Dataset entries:
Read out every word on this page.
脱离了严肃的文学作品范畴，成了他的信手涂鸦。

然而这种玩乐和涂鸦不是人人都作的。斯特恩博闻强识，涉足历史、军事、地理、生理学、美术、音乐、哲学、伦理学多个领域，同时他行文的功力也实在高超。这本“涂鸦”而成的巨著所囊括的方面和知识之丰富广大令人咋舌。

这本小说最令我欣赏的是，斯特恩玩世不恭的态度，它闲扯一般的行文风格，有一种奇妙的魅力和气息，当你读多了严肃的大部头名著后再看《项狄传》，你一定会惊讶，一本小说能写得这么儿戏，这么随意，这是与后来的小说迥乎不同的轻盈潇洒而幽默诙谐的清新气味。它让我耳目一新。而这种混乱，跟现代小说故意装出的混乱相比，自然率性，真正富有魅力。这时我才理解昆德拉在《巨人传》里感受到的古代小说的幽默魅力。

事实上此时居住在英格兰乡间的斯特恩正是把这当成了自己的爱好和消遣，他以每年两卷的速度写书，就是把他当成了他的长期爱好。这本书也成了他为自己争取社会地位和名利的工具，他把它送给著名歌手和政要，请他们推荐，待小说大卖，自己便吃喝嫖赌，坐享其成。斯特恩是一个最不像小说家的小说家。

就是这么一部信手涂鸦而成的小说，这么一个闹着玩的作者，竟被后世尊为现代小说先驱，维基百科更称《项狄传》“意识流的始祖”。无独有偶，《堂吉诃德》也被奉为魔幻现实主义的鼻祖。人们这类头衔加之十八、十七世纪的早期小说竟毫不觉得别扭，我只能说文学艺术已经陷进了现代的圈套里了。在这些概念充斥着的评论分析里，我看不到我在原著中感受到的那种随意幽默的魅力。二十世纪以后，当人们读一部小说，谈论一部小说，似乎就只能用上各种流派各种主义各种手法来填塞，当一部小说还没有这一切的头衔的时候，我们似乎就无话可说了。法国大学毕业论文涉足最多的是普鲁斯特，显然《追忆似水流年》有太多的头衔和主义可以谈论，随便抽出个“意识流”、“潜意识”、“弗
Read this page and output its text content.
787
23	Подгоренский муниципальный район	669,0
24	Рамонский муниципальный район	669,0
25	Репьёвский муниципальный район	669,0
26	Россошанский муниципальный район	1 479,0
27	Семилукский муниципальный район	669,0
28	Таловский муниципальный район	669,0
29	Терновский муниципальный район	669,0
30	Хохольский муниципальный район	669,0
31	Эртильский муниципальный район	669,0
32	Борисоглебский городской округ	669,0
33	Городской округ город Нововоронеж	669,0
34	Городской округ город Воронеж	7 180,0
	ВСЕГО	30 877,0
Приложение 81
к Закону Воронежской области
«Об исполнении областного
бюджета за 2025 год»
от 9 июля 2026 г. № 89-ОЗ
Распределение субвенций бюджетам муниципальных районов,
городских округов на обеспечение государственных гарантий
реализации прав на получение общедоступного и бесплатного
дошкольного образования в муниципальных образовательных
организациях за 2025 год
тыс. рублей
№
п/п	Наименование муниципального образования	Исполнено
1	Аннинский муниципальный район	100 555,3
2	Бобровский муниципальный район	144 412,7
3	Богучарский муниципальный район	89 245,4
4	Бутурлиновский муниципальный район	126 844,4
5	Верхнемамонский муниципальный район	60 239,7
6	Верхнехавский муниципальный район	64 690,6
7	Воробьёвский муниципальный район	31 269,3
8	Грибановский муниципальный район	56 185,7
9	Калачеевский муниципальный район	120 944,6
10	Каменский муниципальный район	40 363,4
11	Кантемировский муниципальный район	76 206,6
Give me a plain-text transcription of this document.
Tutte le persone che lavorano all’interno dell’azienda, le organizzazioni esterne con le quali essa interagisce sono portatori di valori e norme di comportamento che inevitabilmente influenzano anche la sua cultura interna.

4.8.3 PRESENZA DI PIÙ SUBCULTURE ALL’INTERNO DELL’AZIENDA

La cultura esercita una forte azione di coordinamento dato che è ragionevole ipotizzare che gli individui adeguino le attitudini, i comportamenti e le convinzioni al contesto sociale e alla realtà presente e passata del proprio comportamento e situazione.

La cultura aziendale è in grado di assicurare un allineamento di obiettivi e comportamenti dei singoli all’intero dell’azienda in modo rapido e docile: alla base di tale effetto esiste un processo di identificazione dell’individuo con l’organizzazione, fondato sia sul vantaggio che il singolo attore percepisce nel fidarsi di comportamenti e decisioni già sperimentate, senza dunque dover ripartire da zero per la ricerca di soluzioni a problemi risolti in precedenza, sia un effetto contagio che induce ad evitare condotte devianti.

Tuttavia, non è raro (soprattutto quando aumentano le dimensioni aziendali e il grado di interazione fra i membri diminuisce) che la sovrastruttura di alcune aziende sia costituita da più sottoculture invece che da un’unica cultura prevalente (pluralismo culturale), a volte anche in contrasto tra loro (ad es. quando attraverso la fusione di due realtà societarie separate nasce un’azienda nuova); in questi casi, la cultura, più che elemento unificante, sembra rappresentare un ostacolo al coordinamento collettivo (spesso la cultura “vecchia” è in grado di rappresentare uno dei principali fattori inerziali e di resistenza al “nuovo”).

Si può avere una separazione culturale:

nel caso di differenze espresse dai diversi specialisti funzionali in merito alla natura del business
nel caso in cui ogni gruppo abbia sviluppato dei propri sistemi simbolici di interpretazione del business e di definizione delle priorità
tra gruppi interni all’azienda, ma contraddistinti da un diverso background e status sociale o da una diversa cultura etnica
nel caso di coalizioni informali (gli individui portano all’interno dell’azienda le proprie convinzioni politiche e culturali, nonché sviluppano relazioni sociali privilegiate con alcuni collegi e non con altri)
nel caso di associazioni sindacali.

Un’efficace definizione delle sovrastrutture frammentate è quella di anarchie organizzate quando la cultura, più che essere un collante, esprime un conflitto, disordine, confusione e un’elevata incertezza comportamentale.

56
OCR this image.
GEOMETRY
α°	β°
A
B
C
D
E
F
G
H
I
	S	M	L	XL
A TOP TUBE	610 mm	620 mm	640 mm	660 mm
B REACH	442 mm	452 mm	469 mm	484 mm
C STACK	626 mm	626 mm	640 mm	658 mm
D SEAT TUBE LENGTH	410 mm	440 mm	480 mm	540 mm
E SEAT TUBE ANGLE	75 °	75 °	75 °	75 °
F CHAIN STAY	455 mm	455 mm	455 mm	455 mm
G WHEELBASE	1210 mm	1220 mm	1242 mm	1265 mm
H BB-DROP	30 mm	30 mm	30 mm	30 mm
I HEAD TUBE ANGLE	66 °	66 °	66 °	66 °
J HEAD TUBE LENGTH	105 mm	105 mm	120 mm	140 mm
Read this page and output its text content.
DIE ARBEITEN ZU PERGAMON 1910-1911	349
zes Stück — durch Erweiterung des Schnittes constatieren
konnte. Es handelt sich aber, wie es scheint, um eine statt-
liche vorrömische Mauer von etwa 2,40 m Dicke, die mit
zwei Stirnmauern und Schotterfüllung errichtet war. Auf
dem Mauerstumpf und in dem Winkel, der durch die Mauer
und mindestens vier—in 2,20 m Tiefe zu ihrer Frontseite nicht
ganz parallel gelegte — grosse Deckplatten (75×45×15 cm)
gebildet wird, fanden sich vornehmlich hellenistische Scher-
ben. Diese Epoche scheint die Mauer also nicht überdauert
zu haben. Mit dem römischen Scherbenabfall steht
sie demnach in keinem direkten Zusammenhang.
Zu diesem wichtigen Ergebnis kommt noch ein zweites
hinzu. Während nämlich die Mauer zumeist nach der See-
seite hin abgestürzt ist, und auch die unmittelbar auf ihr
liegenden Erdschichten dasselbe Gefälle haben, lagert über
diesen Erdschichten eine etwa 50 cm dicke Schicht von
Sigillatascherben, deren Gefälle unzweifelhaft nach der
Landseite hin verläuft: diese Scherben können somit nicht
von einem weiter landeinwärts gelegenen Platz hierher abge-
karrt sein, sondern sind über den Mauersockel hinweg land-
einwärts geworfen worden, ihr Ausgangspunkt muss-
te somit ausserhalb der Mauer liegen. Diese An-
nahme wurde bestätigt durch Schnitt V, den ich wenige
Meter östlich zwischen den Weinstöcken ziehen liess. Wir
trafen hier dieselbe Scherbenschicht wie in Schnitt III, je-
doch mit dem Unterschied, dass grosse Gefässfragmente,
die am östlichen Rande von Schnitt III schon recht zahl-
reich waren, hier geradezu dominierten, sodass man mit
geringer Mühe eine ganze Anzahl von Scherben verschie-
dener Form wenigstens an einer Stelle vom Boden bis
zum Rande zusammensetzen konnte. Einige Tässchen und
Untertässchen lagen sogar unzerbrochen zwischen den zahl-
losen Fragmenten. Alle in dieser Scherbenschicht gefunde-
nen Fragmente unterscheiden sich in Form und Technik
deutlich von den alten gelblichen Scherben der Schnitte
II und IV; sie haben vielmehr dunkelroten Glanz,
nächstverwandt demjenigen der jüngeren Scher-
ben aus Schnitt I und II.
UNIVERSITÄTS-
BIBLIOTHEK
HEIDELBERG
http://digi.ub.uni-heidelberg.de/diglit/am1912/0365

• _What to work on_:
For the entries above, state how many lines contain the word "realtà". Provide the number by itself.

• _Result of this task_:
2